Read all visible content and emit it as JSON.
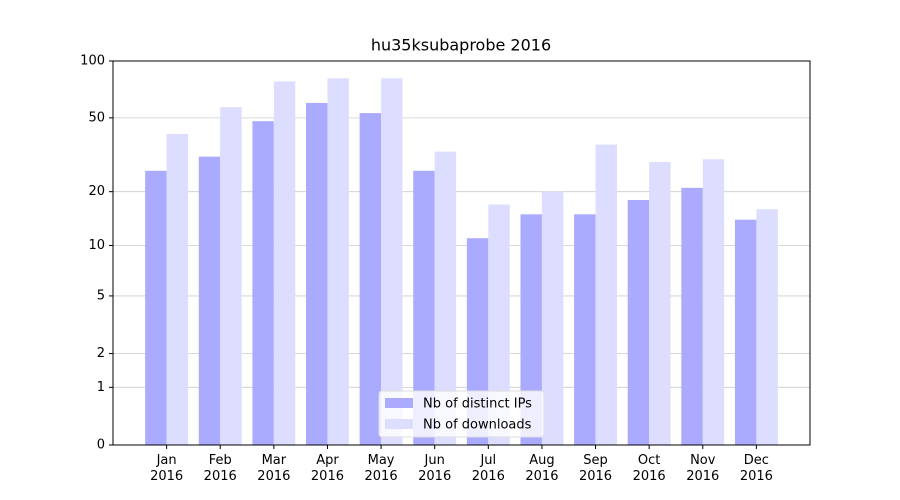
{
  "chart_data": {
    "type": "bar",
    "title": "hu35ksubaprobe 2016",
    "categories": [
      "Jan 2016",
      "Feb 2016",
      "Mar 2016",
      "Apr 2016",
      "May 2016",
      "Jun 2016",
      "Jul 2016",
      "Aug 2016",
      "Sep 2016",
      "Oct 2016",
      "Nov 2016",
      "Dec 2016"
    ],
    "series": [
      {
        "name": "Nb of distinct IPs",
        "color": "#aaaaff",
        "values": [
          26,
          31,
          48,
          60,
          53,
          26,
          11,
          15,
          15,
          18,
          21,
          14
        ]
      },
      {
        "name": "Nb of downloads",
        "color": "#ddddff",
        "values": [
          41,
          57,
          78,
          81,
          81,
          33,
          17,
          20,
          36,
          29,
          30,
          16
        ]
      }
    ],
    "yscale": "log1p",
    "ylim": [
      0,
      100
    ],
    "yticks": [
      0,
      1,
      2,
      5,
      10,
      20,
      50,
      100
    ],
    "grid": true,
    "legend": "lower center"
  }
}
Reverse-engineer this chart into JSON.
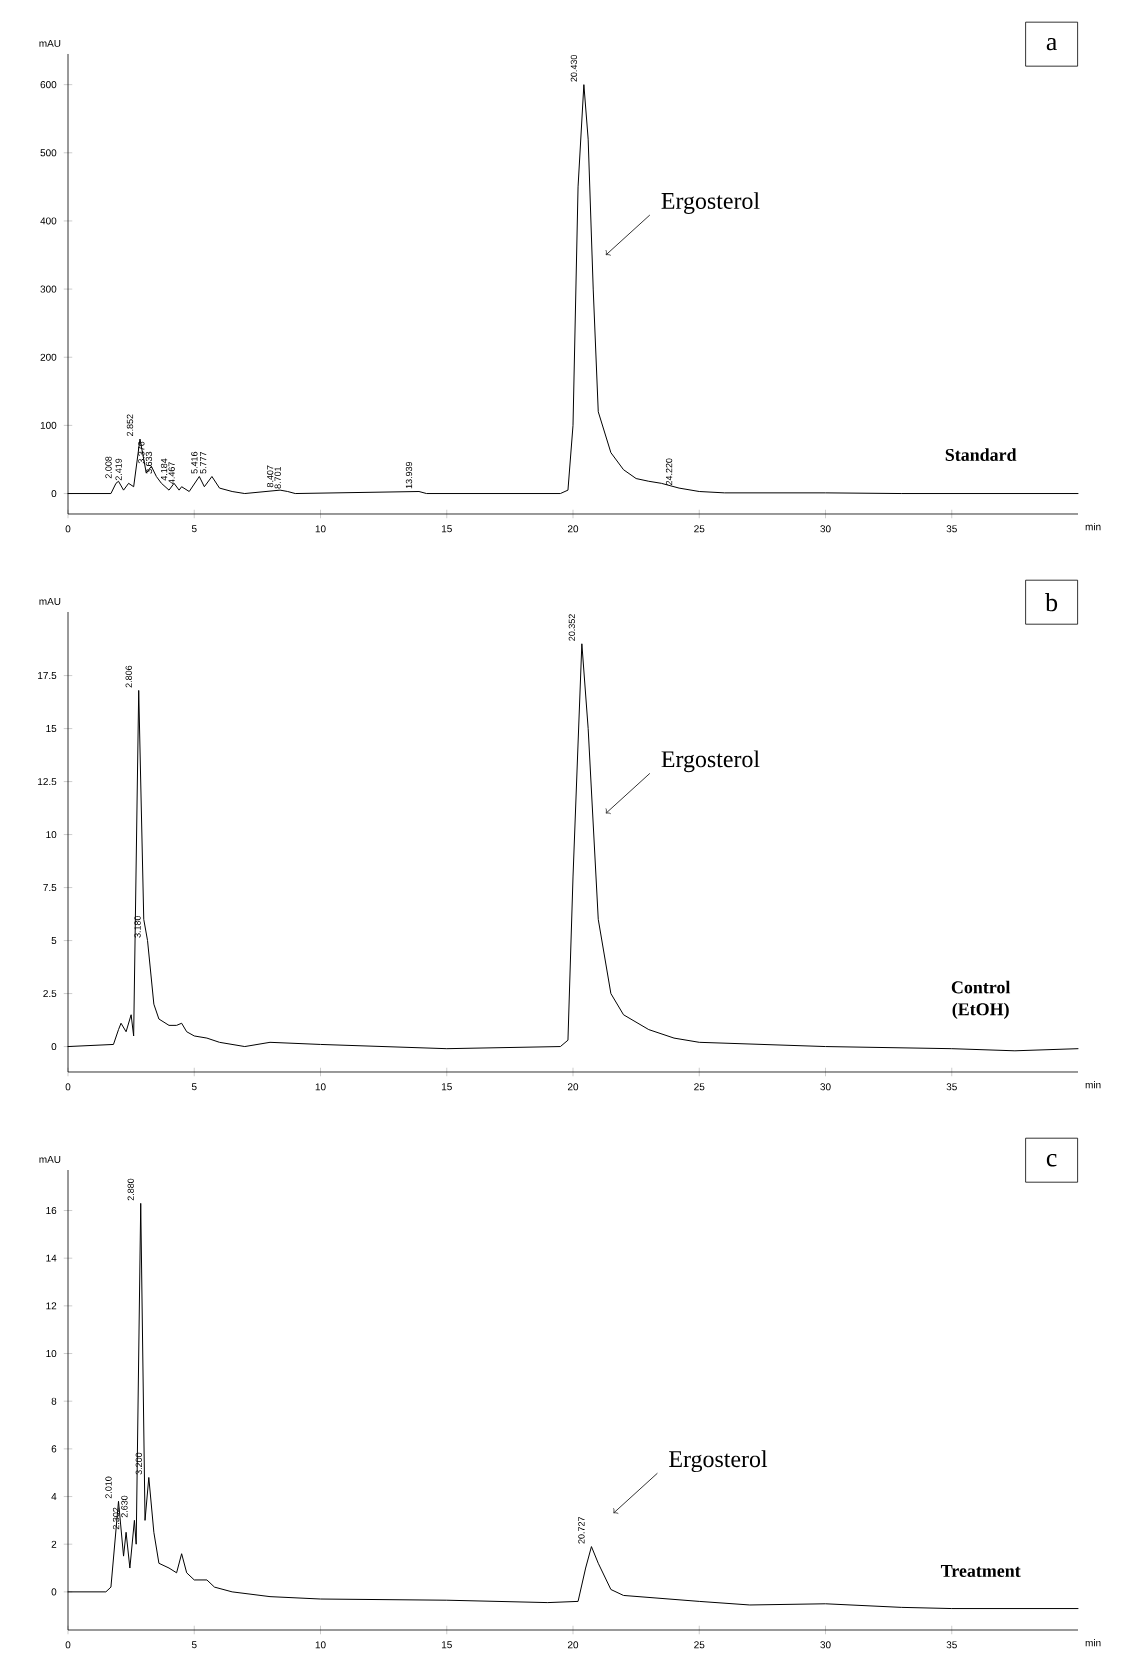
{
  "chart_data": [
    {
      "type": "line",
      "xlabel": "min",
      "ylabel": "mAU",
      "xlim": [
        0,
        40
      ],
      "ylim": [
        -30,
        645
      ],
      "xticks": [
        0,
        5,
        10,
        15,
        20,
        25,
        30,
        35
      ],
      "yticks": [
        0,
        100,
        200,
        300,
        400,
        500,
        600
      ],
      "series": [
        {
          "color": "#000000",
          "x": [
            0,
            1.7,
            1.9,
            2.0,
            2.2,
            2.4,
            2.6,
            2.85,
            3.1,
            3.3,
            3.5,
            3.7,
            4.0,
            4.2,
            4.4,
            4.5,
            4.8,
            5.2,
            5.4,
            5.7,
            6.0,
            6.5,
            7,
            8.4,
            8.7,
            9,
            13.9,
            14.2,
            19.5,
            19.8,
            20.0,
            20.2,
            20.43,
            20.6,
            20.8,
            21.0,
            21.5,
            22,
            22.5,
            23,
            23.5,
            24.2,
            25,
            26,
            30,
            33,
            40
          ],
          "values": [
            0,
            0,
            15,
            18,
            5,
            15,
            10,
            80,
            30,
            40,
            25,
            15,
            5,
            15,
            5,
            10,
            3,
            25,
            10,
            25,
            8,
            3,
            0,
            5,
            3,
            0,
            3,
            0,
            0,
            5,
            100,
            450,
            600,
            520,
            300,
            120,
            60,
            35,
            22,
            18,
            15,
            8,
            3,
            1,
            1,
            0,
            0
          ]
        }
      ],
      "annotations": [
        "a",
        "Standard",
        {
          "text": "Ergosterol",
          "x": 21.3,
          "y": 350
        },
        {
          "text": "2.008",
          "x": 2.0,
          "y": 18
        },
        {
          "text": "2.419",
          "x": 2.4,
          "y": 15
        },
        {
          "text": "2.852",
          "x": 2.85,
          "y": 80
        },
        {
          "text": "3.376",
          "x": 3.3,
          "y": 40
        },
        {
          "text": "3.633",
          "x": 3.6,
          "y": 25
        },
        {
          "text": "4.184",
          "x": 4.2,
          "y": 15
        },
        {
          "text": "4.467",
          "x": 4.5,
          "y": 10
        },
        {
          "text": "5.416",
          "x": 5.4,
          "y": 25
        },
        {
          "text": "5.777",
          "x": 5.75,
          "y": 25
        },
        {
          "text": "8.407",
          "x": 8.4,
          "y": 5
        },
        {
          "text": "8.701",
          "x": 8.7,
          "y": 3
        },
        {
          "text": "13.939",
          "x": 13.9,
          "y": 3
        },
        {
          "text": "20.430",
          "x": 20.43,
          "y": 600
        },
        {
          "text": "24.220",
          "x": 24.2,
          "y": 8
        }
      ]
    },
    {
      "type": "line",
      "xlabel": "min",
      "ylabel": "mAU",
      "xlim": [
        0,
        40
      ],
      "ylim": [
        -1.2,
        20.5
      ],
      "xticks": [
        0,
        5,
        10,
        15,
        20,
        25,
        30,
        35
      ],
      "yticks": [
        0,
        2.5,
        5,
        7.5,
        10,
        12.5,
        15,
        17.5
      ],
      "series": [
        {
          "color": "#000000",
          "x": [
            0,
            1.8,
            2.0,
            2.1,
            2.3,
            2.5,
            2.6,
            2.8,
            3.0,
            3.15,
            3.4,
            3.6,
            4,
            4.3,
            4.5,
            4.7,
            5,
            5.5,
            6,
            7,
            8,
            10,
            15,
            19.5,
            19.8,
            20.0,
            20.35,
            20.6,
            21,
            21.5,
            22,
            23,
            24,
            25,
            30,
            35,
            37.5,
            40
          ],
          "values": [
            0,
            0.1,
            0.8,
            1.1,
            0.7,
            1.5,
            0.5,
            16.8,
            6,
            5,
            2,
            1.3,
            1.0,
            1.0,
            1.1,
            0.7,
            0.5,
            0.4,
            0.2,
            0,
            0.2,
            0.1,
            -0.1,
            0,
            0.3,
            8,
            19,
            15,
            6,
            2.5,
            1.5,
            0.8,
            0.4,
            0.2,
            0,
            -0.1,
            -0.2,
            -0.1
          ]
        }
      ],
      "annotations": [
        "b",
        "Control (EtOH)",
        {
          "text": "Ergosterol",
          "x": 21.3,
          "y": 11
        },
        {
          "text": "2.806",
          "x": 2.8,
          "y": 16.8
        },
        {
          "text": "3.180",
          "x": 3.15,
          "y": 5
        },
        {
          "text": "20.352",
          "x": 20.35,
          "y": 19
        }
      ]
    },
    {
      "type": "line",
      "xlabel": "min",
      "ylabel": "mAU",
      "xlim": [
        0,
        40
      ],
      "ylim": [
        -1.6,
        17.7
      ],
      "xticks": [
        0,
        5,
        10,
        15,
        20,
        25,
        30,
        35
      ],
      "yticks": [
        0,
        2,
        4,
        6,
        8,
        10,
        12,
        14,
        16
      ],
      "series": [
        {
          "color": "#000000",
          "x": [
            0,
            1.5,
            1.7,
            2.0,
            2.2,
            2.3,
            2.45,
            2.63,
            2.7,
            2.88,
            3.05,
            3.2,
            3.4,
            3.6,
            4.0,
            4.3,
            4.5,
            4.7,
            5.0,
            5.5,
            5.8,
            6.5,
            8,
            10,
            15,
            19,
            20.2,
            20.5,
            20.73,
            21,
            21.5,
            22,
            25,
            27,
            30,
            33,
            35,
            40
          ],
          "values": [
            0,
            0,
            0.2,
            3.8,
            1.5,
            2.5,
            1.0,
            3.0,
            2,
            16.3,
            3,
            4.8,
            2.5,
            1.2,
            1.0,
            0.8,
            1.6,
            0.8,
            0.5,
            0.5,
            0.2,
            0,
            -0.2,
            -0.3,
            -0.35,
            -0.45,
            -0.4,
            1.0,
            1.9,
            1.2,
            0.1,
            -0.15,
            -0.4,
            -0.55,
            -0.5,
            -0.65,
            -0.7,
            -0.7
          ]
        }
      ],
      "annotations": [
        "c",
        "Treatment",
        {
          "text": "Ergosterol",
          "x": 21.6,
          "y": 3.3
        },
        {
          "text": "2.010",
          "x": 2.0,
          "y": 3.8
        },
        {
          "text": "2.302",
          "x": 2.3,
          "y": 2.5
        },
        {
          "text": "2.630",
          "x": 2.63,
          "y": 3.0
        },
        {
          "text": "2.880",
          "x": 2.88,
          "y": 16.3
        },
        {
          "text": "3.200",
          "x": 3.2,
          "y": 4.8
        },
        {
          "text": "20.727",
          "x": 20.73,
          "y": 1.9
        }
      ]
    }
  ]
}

### Set problem
The data above should be repeated exactly, minus any pictures.

### Output of the task
Read all visible content and emit it as JSON.
{
  "chart_data": {
    "type": "bar",
    "title": "hu35ksubaprobe 2016",
    "categories": [
      "Jan 2016",
      "Feb 2016",
      "Mar 2016",
      "Apr 2016",
      "May 2016",
      "Jun 2016",
      "Jul 2016",
      "Aug 2016",
      "Sep 2016",
      "Oct 2016",
      "Nov 2016",
      "Dec 2016"
    ],
    "series": [
      {
        "name": "Nb of distinct IPs",
        "color": "#aaaaff",
        "values": [
          26,
          31,
          48,
          60,
          53,
          26,
          11,
          15,
          15,
          18,
          21,
          14
        ]
      },
      {
        "name": "Nb of downloads",
        "color": "#ddddff",
        "values": [
          41,
          57,
          78,
          81,
          81,
          33,
          17,
          20,
          36,
          29,
          30,
          16
        ]
      }
    ],
    "yscale": "log1p",
    "ylim": [
      0,
      100
    ],
    "yticks": [
      0,
      1,
      2,
      5,
      10,
      20,
      50,
      100
    ],
    "grid": true,
    "legend": "lower center"
  }
}
Reverse-engineer this chart into JSON.
{
  "chart_data": [
    {
      "type": "line",
      "xlabel": "min",
      "ylabel": "mAU",
      "xlim": [
        0,
        40
      ],
      "ylim": [
        -30,
        645
      ],
      "xticks": [
        0,
        5,
        10,
        15,
        20,
        25,
        30,
        35
      ],
      "yticks": [
        0,
        100,
        200,
        300,
        400,
        500,
        600
      ],
      "series": [
        {
          "color": "#000000",
          "x": [
            0,
            1.7,
            1.9,
            2.0,
            2.2,
            2.4,
            2.6,
            2.85,
            3.1,
            3.3,
            3.5,
            3.7,
            4.0,
            4.2,
            4.4,
            4.5,
            4.8,
            5.2,
            5.4,
            5.7,
            6.0,
            6.5,
            7,
            8.4,
            8.7,
            9,
            13.9,
            14.2,
            19.5,
            19.8,
            20.0,
            20.2,
            20.43,
            20.6,
            20.8,
            21.0,
            21.5,
            22,
            22.5,
            23,
            23.5,
            24.2,
            25,
            26,
            30,
            33,
            40
          ],
          "values": [
            0,
            0,
            15,
            18,
            5,
            15,
            10,
            80,
            30,
            40,
            25,
            15,
            5,
            15,
            5,
            10,
            3,
            25,
            10,
            25,
            8,
            3,
            0,
            5,
            3,
            0,
            3,
            0,
            0,
            5,
            100,
            450,
            600,
            520,
            300,
            120,
            60,
            35,
            22,
            18,
            15,
            8,
            3,
            1,
            1,
            0,
            0
          ]
        }
      ],
      "annotations": [
        "a",
        "Standard",
        {
          "text": "Ergosterol",
          "x": 21.3,
          "y": 350
        },
        {
          "text": "2.008",
          "x": 2.0,
          "y": 18
        },
        {
          "text": "2.419",
          "x": 2.4,
          "y": 15
        },
        {
          "text": "2.852",
          "x": 2.85,
          "y": 80
        },
        {
          "text": "3.376",
          "x": 3.3,
          "y": 40
        },
        {
          "text": "3.633",
          "x": 3.6,
          "y": 25
        },
        {
          "text": "4.184",
          "x": 4.2,
          "y": 15
        },
        {
          "text": "4.467",
          "x": 4.5,
          "y": 10
        },
        {
          "text": "5.416",
          "x": 5.4,
          "y": 25
        },
        {
          "text": "5.777",
          "x": 5.75,
          "y": 25
        },
        {
          "text": "8.407",
          "x": 8.4,
          "y": 5
        },
        {
          "text": "8.701",
          "x": 8.7,
          "y": 3
        },
        {
          "text": "13.939",
          "x": 13.9,
          "y": 3
        },
        {
          "text": "20.430",
          "x": 20.43,
          "y": 600
        },
        {
          "text": "24.220",
          "x": 24.2,
          "y": 8
        }
      ]
    },
    {
      "type": "line",
      "xlabel": "min",
      "ylabel": "mAU",
      "xlim": [
        0,
        40
      ],
      "ylim": [
        -1.2,
        20.5
      ],
      "xticks": [
        0,
        5,
        10,
        15,
        20,
        25,
        30,
        35
      ],
      "yticks": [
        0,
        2.5,
        5,
        7.5,
        10,
        12.5,
        15,
        17.5
      ],
      "series": [
        {
          "color": "#000000",
          "x": [
            0,
            1.8,
            2.0,
            2.1,
            2.3,
            2.5,
            2.6,
            2.8,
            3.0,
            3.15,
            3.4,
            3.6,
            4,
            4.3,
            4.5,
            4.7,
            5,
            5.5,
            6,
            7,
            8,
            10,
            15,
            19.5,
            19.8,
            20.0,
            20.35,
            20.6,
            21,
            21.5,
            22,
            23,
            24,
            25,
            30,
            35,
            37.5,
            40
          ],
          "values": [
            0,
            0.1,
            0.8,
            1.1,
            0.7,
            1.5,
            0.5,
            16.8,
            6,
            5,
            2,
            1.3,
            1.0,
            1.0,
            1.1,
            0.7,
            0.5,
            0.4,
            0.2,
            0,
            0.2,
            0.1,
            -0.1,
            0,
            0.3,
            8,
            19,
            15,
            6,
            2.5,
            1.5,
            0.8,
            0.4,
            0.2,
            0,
            -0.1,
            -0.2,
            -0.1
          ]
        }
      ],
      "annotations": [
        "b",
        "Control (EtOH)",
        {
          "text": "Ergosterol",
          "x": 21.3,
          "y": 11
        },
        {
          "text": "2.806",
          "x": 2.8,
          "y": 16.8
        },
        {
          "text": "3.180",
          "x": 3.15,
          "y": 5
        },
        {
          "text": "20.352",
          "x": 20.35,
          "y": 19
        }
      ]
    },
    {
      "type": "line",
      "xlabel": "min",
      "ylabel": "mAU",
      "xlim": [
        0,
        40
      ],
      "ylim": [
        -1.6,
        17.7
      ],
      "xticks": [
        0,
        5,
        10,
        15,
        20,
        25,
        30,
        35
      ],
      "yticks": [
        0,
        2,
        4,
        6,
        8,
        10,
        12,
        14,
        16
      ],
      "series": [
        {
          "color": "#000000",
          "x": [
            0,
            1.5,
            1.7,
            2.0,
            2.2,
            2.3,
            2.45,
            2.63,
            2.7,
            2.88,
            3.05,
            3.2,
            3.4,
            3.6,
            4.0,
            4.3,
            4.5,
            4.7,
            5.0,
            5.5,
            5.8,
            6.5,
            8,
            10,
            15,
            19,
            20.2,
            20.5,
            20.73,
            21,
            21.5,
            22,
            25,
            27,
            30,
            33,
            35,
            40
          ],
          "values": [
            0,
            0,
            0.2,
            3.8,
            1.5,
            2.5,
            1.0,
            3.0,
            2,
            16.3,
            3,
            4.8,
            2.5,
            1.2,
            1.0,
            0.8,
            1.6,
            0.8,
            0.5,
            0.5,
            0.2,
            0,
            -0.2,
            -0.3,
            -0.35,
            -0.45,
            -0.4,
            1.0,
            1.9,
            1.2,
            0.1,
            -0.15,
            -0.4,
            -0.55,
            -0.5,
            -0.65,
            -0.7,
            -0.7
          ]
        }
      ],
      "annotations": [
        "c",
        "Treatment",
        {
          "text": "Ergosterol",
          "x": 21.6,
          "y": 3.3
        },
        {
          "text": "2.010",
          "x": 2.0,
          "y": 3.8
        },
        {
          "text": "2.302",
          "x": 2.3,
          "y": 2.5
        },
        {
          "text": "2.630",
          "x": 2.63,
          "y": 3.0
        },
        {
          "text": "2.880",
          "x": 2.88,
          "y": 16.3
        },
        {
          "text": "3.200",
          "x": 3.2,
          "y": 4.8
        },
        {
          "text": "20.727",
          "x": 20.73,
          "y": 1.9
        }
      ]
    }
  ]
}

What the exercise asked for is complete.